[Bounding box records]
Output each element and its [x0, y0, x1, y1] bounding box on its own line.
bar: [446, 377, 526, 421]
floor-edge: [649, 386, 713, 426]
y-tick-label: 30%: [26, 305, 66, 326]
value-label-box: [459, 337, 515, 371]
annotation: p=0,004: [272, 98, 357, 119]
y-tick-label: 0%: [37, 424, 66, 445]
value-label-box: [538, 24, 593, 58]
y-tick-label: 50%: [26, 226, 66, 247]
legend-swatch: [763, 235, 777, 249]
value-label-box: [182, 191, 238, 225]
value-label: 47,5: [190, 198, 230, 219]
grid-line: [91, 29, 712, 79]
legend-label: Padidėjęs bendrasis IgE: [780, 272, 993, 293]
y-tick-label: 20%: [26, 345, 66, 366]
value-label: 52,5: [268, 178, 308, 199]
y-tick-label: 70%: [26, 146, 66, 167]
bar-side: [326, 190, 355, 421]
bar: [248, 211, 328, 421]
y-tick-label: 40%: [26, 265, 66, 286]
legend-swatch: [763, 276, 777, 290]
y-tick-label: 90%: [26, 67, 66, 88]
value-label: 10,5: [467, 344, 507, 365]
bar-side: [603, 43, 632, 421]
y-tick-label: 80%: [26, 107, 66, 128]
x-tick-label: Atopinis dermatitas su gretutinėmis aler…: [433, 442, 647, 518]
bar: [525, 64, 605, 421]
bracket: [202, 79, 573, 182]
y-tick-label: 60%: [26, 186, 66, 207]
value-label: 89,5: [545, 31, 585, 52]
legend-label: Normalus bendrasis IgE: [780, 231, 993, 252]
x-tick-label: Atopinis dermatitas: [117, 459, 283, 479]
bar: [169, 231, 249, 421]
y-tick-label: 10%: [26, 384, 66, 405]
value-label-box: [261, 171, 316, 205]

- [WRITTEN INSTRUCTION]
Please format the lines from the start of the records through the line containing "annotation: p=0,004: [272, 98, 357, 119]", inclusive, as a numbered list, leaving out any blank lines.

- [EXERCISE RESPONSE]
1. Output each element and its [x0, y0, x1, y1] bounding box on its own line.
2. bar: [446, 377, 526, 421]
3. floor-edge: [649, 386, 713, 426]
4. y-tick-label: 30%: [26, 305, 66, 326]
5. value-label-box: [459, 337, 515, 371]
6. annotation: p=0,004: [272, 98, 357, 119]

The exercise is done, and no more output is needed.